Extracted data entries:
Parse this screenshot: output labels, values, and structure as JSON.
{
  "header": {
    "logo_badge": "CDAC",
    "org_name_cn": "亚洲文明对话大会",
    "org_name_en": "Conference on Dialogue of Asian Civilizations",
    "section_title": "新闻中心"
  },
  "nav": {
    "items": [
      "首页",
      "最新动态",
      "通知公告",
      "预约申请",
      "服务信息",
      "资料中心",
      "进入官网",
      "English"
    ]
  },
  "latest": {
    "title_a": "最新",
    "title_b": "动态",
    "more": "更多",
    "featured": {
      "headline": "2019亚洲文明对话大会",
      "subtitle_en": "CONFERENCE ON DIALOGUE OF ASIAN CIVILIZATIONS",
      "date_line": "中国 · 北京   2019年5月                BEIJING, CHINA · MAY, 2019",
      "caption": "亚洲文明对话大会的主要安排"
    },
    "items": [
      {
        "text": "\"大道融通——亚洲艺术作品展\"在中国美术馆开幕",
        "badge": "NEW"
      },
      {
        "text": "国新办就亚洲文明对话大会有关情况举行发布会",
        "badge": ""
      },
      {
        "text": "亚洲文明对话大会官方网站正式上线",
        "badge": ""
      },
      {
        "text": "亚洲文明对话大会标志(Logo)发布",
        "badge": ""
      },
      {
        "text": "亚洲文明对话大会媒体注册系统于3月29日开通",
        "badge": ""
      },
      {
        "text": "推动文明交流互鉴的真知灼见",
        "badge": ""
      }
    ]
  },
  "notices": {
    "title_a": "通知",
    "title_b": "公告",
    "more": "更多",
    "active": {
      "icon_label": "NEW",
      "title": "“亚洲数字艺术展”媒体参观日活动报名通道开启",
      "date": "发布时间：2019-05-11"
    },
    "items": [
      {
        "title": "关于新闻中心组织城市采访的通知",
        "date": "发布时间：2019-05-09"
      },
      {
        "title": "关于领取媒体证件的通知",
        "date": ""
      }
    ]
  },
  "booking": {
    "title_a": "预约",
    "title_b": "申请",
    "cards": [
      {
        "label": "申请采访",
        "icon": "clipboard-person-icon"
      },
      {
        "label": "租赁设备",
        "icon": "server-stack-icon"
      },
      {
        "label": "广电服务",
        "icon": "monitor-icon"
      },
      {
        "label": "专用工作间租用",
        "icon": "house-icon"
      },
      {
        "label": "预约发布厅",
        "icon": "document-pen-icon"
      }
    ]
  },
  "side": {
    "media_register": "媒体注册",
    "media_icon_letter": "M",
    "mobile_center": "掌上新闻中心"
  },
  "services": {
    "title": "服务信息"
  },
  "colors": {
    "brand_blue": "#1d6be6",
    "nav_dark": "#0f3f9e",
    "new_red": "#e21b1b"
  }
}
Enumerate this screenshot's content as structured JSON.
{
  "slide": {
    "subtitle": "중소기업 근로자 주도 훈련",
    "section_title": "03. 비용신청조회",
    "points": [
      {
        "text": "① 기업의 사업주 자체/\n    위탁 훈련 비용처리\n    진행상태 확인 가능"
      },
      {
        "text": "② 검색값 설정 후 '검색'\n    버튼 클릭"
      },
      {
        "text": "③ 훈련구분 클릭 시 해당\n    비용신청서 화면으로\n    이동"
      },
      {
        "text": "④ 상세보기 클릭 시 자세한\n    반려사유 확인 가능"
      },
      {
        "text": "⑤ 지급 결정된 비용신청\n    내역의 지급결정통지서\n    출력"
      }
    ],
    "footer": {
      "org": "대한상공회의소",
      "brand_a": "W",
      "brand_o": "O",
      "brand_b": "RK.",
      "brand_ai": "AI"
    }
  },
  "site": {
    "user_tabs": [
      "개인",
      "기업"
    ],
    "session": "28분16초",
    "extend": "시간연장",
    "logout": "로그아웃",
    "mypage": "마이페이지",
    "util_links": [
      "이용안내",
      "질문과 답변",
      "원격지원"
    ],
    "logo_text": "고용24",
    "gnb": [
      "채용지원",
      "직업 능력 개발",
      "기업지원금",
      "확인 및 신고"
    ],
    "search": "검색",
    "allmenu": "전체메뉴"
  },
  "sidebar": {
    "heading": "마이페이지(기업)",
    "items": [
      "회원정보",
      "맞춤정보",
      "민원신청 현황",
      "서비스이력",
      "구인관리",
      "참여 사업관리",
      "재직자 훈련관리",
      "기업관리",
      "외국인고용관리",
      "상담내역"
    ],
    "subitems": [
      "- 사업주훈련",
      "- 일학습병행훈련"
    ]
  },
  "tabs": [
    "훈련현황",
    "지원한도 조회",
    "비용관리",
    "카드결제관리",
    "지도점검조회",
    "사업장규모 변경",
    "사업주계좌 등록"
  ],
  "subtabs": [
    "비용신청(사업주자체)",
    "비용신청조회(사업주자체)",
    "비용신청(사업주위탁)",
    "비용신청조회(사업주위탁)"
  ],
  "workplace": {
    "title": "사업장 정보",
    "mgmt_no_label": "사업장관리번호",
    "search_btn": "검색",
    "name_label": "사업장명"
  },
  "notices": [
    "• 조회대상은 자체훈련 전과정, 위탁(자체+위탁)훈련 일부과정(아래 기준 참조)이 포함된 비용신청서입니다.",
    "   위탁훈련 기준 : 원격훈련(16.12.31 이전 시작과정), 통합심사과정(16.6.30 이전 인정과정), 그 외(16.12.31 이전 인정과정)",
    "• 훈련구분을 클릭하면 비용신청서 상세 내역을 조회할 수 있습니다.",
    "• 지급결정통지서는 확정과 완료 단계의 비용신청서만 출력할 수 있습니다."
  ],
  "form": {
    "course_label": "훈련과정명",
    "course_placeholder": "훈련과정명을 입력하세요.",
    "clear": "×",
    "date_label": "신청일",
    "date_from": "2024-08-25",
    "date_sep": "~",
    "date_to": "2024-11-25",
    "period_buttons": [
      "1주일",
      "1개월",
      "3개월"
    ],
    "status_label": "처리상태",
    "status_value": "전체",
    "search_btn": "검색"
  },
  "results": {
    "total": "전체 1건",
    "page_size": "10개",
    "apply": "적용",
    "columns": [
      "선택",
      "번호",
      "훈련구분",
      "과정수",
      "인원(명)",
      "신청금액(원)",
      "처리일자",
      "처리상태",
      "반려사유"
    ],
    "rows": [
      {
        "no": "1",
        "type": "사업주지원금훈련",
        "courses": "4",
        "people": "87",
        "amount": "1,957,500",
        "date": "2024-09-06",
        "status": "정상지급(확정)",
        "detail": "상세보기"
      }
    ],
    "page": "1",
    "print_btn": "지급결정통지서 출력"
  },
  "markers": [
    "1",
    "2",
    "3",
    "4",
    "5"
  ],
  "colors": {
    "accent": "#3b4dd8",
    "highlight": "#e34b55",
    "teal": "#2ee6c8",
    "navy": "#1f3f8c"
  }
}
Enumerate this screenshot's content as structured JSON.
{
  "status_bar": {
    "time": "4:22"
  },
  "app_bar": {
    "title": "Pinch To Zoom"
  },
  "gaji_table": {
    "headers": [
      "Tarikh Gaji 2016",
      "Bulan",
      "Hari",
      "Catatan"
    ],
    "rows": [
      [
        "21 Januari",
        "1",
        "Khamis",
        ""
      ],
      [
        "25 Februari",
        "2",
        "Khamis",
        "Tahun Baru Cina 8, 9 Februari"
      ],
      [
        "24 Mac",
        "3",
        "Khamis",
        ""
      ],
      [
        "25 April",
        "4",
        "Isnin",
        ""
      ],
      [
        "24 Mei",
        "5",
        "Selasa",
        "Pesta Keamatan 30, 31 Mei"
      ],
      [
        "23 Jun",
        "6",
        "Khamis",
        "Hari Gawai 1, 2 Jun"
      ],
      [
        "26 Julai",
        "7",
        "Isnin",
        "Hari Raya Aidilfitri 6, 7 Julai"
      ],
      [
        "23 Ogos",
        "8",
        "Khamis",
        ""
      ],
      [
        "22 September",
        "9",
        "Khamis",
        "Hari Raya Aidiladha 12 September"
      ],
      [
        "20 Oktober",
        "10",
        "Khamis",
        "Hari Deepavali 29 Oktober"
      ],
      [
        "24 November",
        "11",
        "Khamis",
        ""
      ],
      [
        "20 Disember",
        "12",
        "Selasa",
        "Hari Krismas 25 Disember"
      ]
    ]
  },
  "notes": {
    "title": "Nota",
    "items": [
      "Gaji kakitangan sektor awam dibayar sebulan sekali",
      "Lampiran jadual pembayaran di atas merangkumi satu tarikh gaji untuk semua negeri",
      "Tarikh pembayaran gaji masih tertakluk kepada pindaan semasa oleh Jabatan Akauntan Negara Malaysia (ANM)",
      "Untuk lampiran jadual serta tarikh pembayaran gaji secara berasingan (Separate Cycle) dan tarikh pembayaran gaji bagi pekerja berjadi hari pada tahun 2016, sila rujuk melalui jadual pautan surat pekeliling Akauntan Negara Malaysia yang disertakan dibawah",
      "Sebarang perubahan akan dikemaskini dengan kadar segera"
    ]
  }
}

Your goal
Copy every line that contains the string "Disember".

Task result
        "20 Disember",
        "Hari Krismas 25 Disember"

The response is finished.